Stated goal:
Filter this data down to the lines that hold "advantages", and copy them.

[Dataset items]
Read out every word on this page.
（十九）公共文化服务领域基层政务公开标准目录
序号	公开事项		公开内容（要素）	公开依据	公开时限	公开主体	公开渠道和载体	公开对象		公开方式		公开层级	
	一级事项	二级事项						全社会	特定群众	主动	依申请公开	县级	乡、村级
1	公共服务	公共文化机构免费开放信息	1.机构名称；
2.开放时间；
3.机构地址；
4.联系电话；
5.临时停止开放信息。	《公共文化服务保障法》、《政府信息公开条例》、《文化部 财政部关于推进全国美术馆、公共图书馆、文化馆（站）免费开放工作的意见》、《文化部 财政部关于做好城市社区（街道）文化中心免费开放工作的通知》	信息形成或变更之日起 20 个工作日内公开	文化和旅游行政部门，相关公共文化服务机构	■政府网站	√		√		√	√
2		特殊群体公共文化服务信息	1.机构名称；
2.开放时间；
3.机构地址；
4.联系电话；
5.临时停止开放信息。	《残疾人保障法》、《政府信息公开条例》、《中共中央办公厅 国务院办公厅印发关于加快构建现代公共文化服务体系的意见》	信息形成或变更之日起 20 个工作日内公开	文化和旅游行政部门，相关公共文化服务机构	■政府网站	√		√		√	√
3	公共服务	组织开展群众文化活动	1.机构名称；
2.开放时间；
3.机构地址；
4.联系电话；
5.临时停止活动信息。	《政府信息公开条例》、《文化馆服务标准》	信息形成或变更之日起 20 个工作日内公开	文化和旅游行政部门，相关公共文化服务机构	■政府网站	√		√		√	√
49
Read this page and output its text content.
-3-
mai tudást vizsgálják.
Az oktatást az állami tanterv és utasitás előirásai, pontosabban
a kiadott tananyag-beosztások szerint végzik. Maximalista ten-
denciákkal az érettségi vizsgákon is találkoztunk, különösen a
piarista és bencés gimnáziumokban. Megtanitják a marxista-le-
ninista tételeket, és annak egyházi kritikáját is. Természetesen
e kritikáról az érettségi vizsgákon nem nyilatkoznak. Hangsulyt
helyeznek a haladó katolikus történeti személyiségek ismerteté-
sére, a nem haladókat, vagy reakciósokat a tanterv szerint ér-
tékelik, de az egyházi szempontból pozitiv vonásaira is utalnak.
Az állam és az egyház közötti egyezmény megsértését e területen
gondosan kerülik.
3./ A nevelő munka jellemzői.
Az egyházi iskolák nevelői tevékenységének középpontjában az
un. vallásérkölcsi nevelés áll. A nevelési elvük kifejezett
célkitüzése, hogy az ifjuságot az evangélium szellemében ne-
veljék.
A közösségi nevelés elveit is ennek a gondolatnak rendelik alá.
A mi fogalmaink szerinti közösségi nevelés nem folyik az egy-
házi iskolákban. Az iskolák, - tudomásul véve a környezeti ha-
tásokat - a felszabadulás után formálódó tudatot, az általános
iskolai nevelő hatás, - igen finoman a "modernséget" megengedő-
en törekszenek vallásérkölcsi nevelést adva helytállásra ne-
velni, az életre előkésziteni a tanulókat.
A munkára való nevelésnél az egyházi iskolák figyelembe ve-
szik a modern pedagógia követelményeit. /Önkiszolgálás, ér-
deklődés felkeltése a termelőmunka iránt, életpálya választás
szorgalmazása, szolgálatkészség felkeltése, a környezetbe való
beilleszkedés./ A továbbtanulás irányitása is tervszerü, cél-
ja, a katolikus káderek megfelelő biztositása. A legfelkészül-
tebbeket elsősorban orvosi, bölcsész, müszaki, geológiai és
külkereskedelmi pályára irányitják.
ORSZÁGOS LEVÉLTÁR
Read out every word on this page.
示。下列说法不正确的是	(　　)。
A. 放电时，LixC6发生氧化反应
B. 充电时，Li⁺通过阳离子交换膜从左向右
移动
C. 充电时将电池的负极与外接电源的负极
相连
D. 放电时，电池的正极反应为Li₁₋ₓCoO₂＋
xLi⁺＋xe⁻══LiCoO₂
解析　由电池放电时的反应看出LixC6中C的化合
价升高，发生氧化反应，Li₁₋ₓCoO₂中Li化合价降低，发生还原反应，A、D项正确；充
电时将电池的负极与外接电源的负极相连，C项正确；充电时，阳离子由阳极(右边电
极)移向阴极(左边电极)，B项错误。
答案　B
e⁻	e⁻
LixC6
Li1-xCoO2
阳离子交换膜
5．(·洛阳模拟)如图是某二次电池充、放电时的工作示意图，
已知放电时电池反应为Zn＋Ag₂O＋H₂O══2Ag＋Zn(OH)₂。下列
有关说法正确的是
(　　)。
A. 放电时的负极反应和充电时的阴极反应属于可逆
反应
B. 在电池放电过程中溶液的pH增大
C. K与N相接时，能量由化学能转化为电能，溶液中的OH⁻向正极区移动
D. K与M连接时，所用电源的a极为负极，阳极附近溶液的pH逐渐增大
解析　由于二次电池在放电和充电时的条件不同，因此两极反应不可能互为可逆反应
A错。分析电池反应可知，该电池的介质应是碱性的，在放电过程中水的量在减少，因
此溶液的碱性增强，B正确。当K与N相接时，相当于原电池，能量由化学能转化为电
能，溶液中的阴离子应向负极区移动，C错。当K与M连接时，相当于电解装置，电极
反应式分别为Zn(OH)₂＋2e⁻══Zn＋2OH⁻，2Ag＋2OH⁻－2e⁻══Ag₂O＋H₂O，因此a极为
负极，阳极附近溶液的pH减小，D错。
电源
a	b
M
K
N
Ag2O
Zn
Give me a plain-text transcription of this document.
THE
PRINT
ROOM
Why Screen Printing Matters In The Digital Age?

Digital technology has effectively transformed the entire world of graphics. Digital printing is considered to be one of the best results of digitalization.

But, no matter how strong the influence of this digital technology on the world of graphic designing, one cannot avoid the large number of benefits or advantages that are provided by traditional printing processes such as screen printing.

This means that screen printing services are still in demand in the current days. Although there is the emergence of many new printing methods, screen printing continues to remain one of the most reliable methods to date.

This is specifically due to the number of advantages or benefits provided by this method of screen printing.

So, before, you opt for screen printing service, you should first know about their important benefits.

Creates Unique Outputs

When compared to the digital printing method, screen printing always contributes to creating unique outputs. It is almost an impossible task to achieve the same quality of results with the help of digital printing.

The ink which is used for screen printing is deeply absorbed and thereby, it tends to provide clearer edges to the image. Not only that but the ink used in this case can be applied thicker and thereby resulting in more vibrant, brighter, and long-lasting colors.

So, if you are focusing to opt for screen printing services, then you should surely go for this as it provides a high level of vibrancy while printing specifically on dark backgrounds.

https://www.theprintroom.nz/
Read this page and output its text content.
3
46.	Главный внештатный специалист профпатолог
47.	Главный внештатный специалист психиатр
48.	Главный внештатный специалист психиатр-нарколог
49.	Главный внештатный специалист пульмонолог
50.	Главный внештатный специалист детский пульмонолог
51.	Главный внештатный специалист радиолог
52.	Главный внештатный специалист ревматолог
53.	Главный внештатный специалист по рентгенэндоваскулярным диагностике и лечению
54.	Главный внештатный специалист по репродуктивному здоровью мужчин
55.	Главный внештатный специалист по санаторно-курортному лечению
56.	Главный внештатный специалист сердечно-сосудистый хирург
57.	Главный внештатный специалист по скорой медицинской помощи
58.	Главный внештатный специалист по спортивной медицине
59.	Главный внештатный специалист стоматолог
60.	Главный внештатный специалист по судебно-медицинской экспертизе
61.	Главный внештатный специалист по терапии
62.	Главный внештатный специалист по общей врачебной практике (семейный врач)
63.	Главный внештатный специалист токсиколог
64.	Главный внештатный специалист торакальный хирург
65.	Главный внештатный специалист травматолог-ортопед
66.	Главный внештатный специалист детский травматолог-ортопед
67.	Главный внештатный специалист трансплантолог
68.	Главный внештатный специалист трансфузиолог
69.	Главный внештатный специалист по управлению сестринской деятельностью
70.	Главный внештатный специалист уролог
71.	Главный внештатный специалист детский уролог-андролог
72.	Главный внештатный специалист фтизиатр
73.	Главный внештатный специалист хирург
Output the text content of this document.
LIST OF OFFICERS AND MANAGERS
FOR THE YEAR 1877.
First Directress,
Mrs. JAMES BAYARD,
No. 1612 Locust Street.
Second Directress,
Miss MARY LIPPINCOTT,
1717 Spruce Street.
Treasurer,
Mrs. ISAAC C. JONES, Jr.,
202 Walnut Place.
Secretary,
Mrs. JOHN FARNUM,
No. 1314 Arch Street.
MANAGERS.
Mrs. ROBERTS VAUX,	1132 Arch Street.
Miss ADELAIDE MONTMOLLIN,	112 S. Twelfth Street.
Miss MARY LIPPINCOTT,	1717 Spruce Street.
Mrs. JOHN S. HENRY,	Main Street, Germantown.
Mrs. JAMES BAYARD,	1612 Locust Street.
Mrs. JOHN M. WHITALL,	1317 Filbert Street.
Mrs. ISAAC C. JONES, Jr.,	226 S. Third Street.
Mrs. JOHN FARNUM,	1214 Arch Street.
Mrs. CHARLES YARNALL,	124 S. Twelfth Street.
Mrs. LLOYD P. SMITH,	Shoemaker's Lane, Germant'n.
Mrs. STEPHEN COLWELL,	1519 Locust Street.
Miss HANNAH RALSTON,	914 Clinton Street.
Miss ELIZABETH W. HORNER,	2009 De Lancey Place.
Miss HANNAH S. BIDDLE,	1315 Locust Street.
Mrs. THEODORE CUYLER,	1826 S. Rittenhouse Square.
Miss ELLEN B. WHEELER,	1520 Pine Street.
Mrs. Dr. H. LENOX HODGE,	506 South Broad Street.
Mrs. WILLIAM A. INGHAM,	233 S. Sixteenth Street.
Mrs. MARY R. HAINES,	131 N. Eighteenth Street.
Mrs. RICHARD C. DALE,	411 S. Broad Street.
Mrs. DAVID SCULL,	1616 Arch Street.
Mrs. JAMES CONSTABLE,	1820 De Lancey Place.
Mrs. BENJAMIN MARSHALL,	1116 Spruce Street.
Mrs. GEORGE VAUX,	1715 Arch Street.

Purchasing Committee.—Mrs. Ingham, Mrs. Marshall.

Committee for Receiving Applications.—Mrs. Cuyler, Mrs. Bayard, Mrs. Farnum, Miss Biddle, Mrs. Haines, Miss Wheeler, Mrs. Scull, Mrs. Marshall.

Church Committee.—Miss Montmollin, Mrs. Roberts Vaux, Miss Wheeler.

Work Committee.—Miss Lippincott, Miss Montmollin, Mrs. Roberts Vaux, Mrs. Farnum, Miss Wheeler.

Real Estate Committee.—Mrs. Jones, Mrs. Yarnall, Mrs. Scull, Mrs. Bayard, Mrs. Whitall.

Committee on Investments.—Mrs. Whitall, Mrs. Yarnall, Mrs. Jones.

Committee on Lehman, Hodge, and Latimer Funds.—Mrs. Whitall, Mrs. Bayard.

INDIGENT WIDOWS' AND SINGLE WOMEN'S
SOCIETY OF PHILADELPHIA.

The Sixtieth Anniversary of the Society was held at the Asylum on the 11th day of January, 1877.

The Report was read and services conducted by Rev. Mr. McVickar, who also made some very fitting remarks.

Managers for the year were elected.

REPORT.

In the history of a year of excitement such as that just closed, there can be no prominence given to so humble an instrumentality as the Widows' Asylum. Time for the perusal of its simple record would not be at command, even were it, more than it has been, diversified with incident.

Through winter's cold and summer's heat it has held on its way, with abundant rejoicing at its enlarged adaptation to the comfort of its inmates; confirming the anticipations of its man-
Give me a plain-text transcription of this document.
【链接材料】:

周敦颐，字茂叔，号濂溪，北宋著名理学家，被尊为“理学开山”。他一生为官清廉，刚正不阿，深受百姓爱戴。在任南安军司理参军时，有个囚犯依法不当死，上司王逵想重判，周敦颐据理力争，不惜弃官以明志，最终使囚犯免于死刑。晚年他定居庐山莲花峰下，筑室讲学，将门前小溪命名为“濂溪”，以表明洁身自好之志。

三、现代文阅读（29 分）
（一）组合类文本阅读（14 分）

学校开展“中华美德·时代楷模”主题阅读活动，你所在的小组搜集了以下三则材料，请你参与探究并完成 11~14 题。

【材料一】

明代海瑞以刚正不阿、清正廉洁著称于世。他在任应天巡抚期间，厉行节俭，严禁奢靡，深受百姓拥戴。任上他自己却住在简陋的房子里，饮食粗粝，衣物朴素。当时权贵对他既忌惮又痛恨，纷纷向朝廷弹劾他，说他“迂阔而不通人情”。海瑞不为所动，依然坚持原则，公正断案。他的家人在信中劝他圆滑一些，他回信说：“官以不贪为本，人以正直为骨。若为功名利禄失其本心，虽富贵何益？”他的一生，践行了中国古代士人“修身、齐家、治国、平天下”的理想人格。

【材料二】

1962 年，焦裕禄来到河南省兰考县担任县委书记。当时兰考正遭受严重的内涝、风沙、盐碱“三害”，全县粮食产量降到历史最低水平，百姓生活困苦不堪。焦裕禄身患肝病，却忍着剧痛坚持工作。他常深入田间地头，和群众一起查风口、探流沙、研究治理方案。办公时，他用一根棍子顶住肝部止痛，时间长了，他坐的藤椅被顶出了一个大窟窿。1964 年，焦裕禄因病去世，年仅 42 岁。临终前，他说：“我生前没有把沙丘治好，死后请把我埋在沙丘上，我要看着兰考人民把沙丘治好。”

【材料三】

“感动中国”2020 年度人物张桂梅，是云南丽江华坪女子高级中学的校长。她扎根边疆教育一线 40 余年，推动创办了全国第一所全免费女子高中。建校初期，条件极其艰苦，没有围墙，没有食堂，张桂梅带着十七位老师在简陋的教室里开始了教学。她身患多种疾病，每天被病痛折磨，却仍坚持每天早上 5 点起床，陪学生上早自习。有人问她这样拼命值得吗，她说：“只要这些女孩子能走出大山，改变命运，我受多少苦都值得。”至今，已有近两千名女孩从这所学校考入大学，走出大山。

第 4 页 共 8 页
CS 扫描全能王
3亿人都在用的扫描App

Output of the exercise:
But, no matter how strong the influence of this digital technology on the world of graphic designing, one cannot avoid the large number of benefits or advantages that are provided by traditional printing processes such as screen printing.
This is specifically due to the number of advantages or benefits provided by this method of screen printing.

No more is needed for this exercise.